* EXERCISE MATERIALS

--------

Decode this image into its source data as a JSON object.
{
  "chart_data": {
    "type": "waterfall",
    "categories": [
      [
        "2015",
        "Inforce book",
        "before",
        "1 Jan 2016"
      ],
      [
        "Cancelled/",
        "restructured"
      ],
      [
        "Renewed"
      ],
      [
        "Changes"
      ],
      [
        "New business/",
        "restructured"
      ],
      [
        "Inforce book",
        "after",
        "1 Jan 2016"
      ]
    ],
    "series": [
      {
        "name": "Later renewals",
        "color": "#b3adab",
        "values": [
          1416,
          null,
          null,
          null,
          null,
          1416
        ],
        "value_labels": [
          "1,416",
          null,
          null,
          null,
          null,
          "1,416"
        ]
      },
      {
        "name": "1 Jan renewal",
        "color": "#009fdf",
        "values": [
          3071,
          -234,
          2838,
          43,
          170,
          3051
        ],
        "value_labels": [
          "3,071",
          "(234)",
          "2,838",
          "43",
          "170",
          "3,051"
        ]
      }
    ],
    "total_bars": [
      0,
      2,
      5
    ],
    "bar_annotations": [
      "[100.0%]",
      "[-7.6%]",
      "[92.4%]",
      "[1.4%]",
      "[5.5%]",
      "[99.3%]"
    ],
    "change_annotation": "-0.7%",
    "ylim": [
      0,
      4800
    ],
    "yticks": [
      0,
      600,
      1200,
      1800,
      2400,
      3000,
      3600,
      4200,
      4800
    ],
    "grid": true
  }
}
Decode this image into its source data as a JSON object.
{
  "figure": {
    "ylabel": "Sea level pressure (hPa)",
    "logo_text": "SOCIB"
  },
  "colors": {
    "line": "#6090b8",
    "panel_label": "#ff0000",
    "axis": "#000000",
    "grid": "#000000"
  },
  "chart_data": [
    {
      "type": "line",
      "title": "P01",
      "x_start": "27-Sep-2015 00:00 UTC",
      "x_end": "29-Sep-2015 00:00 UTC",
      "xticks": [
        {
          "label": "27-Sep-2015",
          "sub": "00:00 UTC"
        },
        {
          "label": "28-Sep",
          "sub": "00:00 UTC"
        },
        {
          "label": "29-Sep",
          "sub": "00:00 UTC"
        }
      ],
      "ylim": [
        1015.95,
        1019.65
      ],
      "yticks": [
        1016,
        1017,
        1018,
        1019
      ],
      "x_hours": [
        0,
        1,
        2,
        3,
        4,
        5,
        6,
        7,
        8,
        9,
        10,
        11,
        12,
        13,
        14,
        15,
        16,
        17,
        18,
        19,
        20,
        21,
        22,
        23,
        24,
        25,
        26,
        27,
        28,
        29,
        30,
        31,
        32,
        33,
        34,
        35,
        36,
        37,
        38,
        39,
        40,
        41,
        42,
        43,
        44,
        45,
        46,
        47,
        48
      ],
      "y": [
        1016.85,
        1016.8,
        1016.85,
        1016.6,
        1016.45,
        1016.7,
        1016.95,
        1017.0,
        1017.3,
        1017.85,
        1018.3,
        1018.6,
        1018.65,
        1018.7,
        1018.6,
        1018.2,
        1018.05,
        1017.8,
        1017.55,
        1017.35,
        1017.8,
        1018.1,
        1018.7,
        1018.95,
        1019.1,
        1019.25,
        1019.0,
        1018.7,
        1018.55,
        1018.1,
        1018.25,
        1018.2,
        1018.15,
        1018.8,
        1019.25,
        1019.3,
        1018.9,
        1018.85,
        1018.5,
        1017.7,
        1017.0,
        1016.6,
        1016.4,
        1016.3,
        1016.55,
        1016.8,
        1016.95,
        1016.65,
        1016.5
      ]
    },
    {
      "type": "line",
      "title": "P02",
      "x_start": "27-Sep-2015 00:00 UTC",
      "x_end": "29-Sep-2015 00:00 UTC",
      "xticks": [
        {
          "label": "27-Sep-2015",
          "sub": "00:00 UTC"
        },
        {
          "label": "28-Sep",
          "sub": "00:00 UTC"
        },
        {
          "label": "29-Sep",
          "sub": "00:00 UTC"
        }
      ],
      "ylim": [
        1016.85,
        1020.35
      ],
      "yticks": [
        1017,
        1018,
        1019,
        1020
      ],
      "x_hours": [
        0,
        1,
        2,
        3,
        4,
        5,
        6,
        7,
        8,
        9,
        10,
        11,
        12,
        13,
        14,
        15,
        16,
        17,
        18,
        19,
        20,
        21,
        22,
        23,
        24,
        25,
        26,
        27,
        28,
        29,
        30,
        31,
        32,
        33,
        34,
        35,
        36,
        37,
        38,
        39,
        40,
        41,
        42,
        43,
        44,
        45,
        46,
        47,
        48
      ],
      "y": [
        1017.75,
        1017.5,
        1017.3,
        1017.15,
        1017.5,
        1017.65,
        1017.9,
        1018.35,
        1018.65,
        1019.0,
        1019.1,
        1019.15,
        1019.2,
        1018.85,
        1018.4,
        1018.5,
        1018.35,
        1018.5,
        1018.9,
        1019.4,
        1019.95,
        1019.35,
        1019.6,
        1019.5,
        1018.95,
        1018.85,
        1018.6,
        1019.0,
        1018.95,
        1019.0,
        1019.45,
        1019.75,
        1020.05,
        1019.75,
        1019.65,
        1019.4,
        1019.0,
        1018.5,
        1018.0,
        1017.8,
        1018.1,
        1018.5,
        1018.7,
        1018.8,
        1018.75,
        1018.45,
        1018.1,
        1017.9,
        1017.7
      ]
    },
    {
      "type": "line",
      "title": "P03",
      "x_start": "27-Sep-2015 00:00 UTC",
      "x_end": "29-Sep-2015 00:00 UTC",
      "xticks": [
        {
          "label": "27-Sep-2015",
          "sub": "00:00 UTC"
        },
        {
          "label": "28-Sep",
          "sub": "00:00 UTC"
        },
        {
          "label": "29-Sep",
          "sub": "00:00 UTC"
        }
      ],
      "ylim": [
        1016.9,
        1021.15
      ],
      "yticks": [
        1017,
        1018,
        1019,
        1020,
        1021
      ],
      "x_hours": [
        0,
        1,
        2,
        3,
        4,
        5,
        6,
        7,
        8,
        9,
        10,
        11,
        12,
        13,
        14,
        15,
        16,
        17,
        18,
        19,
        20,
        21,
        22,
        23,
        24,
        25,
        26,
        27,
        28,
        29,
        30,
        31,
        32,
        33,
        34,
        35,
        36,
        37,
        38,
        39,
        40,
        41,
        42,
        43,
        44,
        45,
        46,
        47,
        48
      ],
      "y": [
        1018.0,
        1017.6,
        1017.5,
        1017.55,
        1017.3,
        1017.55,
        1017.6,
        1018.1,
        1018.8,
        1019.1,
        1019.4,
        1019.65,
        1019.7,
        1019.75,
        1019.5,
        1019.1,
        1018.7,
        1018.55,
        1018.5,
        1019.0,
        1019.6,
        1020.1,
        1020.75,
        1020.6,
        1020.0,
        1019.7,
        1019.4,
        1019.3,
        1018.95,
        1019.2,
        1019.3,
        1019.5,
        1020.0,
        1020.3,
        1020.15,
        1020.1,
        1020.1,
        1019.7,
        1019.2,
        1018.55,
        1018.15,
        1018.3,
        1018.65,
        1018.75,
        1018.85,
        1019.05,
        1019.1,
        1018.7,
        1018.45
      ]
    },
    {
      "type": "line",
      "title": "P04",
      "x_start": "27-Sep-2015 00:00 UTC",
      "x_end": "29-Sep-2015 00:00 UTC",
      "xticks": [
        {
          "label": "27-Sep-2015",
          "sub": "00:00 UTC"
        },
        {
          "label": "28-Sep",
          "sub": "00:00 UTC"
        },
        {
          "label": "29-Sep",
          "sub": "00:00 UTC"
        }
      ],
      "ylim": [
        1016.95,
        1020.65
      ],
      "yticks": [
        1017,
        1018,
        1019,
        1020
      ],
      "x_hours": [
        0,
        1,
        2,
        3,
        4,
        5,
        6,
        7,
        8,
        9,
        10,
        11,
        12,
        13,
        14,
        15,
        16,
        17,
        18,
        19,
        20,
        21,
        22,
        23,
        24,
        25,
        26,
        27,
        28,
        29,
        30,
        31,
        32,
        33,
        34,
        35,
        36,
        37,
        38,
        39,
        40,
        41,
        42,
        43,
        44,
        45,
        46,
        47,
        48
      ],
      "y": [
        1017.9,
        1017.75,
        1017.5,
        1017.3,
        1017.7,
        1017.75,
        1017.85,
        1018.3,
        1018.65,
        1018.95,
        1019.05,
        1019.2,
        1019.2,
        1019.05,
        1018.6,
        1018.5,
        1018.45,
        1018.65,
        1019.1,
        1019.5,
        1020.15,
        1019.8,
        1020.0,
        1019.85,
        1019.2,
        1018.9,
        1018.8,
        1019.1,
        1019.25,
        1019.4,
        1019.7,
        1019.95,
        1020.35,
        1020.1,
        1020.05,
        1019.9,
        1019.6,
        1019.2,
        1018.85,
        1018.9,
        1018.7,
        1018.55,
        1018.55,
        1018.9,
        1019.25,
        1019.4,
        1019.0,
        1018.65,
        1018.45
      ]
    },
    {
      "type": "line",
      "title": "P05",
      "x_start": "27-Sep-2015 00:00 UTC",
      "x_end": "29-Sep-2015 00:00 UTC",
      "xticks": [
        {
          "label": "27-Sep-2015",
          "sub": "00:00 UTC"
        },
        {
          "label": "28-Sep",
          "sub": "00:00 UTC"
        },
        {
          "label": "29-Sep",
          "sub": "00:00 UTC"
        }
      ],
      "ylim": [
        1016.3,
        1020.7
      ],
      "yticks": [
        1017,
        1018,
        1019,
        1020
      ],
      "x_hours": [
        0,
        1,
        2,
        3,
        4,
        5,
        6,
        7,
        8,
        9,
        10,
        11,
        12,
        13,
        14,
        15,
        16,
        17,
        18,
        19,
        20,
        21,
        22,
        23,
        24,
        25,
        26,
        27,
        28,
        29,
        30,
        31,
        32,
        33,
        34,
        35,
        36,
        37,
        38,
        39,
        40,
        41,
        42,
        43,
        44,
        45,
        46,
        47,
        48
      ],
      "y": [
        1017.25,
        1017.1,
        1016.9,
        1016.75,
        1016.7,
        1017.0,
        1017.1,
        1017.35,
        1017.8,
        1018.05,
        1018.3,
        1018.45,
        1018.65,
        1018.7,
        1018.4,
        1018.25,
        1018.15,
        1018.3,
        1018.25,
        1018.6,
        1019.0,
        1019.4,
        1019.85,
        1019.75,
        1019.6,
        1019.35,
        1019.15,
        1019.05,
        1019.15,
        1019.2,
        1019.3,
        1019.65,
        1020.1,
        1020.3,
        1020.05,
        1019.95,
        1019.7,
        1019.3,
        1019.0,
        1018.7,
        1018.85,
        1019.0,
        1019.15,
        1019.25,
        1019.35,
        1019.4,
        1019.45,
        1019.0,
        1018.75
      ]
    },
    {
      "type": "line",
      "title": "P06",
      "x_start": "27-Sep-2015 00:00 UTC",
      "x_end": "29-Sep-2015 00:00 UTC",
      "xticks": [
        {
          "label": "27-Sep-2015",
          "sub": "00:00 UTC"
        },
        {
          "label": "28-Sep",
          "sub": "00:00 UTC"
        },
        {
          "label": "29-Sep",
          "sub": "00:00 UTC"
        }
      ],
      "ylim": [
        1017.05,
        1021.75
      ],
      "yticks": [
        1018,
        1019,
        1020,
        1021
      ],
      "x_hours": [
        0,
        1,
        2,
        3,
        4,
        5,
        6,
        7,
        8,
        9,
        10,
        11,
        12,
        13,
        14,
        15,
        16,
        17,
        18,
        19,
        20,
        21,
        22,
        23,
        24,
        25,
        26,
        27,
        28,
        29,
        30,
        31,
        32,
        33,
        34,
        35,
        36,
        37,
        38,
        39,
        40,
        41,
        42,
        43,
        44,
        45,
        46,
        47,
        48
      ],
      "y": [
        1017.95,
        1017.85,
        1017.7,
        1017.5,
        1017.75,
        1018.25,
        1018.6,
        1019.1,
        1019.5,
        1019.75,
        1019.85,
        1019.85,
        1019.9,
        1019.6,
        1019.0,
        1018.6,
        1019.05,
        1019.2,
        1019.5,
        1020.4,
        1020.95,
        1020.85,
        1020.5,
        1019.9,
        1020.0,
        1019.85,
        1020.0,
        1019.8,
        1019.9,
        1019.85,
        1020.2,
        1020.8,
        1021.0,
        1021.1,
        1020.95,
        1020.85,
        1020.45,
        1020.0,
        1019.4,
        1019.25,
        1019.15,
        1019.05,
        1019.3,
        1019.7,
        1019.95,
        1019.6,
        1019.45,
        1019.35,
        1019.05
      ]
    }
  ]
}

--------

* WHAT TO PRODUCE
Gather all lines with the string "title" from the data.

* WRITTEN ANSWER
      "title": "P01",
      "title": "P02",
      "title": "P03",
      "title": "P04",
      "title": "P05",
      "title": "P06",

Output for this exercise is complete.